Written request: Keep the wording of each record exactly the same when you repeat it, and leave out pictures.

Data records:

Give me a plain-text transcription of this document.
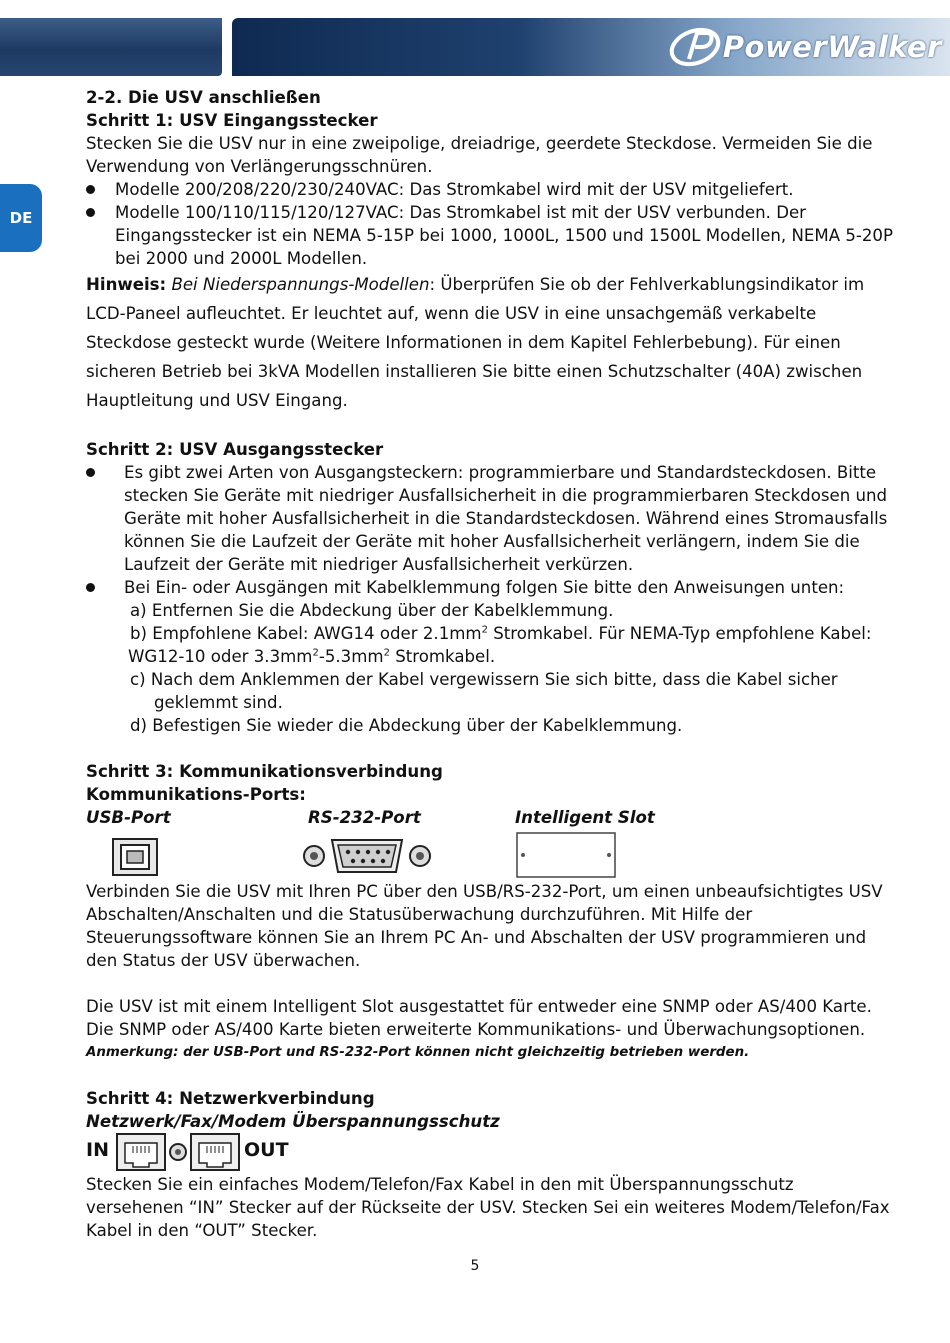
PowerWalker
DE

2-2. Die USV anschließen

Schritt 1: USV Eingangsstecker

Stecken Sie die USV nur in eine zweipolige, dreiadrige, geerdete Steckdose. Vermeiden Sie die Verwendung von Verlängerungsschnüren.

Modelle 200/208/220/230/240VAC: Das Stromkabel wird mit der USV mitgeliefert.

Modelle 100/110/115/120/127VAC: Das Stromkabel ist mit der USV verbunden. Der Eingangsstecker ist ein NEMA 5-15P bei 1000, 1000L, 1500 und 1500L Modellen, NEMA 5-20P bei 2000 und 2000L Modellen.

Hinweis: Bei Niederspannungs-Modellen: Überprüfen Sie ob der Fehlverkablungsindikator im LCD-Paneel aufleuchtet. Er leuchtet auf, wenn die USV in eine unsachgemäß verkabelte Steckdose gesteckt wurde (Weitere Informationen in dem Kapitel Fehlerbebung). Für einen sicheren Betrieb bei 3kVA Modellen installieren Sie bitte einen Schutzschalter (40A) zwischen Hauptleitung und USV Eingang.

Schritt 2: USV Ausgangsstecker

Es gibt zwei Arten von Ausgangsteckern: programmierbare und Standardsteckdosen. Bitte stecken Sie Geräte mit niedriger Ausfallsicherheit in die programmierbaren Steckdosen und Geräte mit hoher Ausfallsicherheit in die Standardsteckdosen. Während eines Stromausfalls können Sie die Laufzeit der Geräte mit hoher Ausfallsicherheit verlängern, indem Sie die Laufzeit der Geräte mit niedriger Ausfallsicherheit verkürzen.

Bei Ein- oder Ausgängen mit Kabelklemmung folgen Sie bitte den Anweisungen unten:

a) Entfernen Sie die Abdeckung über der Kabelklemmung.

b) Empfohlene Kabel: AWG14 oder $2.1mm^2$ Stromkabel. Für NEMA-Typ empfohlene Kabel:
WG12-10 oder $3.3mm^2-5.3mm^2$ Stromkabel.

c) Nach dem Anklemmen der Kabel vergewissern Sie sich bitte, dass die Kabel sicher
geklemmt sind.

d) Befestigen Sie wieder die Abdeckung über der Kabelklemmung.

Schritt 3: Kommunikationsverbindung

Kommunikations-Ports:

USB-Port	RS-232-Port	Intelligent Slot

Verbinden Sie die USV mit Ihren PC über den USB/RS-232-Port, um einen unbeaufsichtigtes USV Abschalten/Anschalten und die Statusüberwachung durchzuführen. Mit Hilfe der Steuerungssoftware können Sie an Ihrem PC An- und Abschalten der USV programmieren und den Status der USV überwachen.

Die USV ist mit einem Intelligent Slot ausgestattet für entweder eine SNMP oder AS/400 Karte. Die SNMP oder AS/400 Karte bieten erweiterte Kommunikations- und Überwachungsoptionen.

Anmerkung: der USB-Port und RS-232-Port können nicht gleichzeitig betrieben werden.

Schritt 4: Netzwerkverbindung

Netzwerk/Fax/Modem Überspannungsschutz

IN	OUT

Stecken Sie ein einfaches Modem/Telefon/Fax Kabel in den mit Überspannungsschutz versehenen “IN” Stecker auf der Rückseite der USV. Stecken Sei ein weiteres Modem/Telefon/Fax Kabel in den “OUT” Stecker.

5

The solution:
Give me a plain-text transcription of this document.
PowerWalker
DE

2-2. Die USV anschließen

Schritt 1: USV Eingangsstecker

Stecken Sie die USV nur in eine zweipolige, dreiadrige, geerdete Steckdose. Vermeiden Sie die Verwendung von Verlängerungsschnüren.

Modelle 200/208/220/230/240VAC: Das Stromkabel wird mit der USV mitgeliefert.

Modelle 100/110/115/120/127VAC: Das Stromkabel ist mit der USV verbunden. Der Eingangsstecker ist ein NEMA 5-15P bei 1000, 1000L, 1500 und 1500L Modellen, NEMA 5-20P bei 2000 und 2000L Modellen.

Hinweis: Bei Niederspannungs-Modellen: Überprüfen Sie ob der Fehlverkablungsindikator im LCD-Paneel aufleuchtet. Er leuchtet auf, wenn die USV in eine unsachgemäß verkabelte Steckdose gesteckt wurde (Weitere Informationen in dem Kapitel Fehlerbebung). Für einen sicheren Betrieb bei 3kVA Modellen installieren Sie bitte einen Schutzschalter (40A) zwischen Hauptleitung und USV Eingang.

Schritt 2: USV Ausgangsstecker

Es gibt zwei Arten von Ausgangsteckern: programmierbare und Standardsteckdosen. Bitte stecken Sie Geräte mit niedriger Ausfallsicherheit in die programmierbaren Steckdosen und Geräte mit hoher Ausfallsicherheit in die Standardsteckdosen. Während eines Stromausfalls können Sie die Laufzeit der Geräte mit hoher Ausfallsicherheit verlängern, indem Sie die Laufzeit der Geräte mit niedriger Ausfallsicherheit verkürzen.

Bei Ein- oder Ausgängen mit Kabelklemmung folgen Sie bitte den Anweisungen unten:

a) Entfernen Sie die Abdeckung über der Kabelklemmung.

b) Empfohlene Kabel: AWG14 oder $2.1mm^2$ Stromkabel. Für NEMA-Typ empfohlene Kabel:
WG12-10 oder $3.3mm^2-5.3mm^2$ Stromkabel.

c) Nach dem Anklemmen der Kabel vergewissern Sie sich bitte, dass die Kabel sicher
geklemmt sind.

d) Befestigen Sie wieder die Abdeckung über der Kabelklemmung.

Schritt 3: Kommunikationsverbindung

Kommunikations-Ports:

USB-Port	RS-232-Port	Intelligent Slot

Verbinden Sie die USV mit Ihren PC über den USB/RS-232-Port, um einen unbeaufsichtigtes USV Abschalten/Anschalten und die Statusüberwachung durchzuführen. Mit Hilfe der Steuerungssoftware können Sie an Ihrem PC An- und Abschalten der USV programmieren und den Status der USV überwachen.

Die USV ist mit einem Intelligent Slot ausgestattet für entweder eine SNMP oder AS/400 Karte. Die SNMP oder AS/400 Karte bieten erweiterte Kommunikations- und Überwachungsoptionen.

Anmerkung: der USB-Port und RS-232-Port können nicht gleichzeitig betrieben werden.

Schritt 4: Netzwerkverbindung

Netzwerk/Fax/Modem Überspannungsschutz

IN	OUT

Stecken Sie ein einfaches Modem/Telefon/Fax Kabel in den mit Überspannungsschutz versehenen “IN” Stecker auf der Rückseite der USV. Stecken Sei ein weiteres Modem/Telefon/Fax Kabel in den “OUT” Stecker.

5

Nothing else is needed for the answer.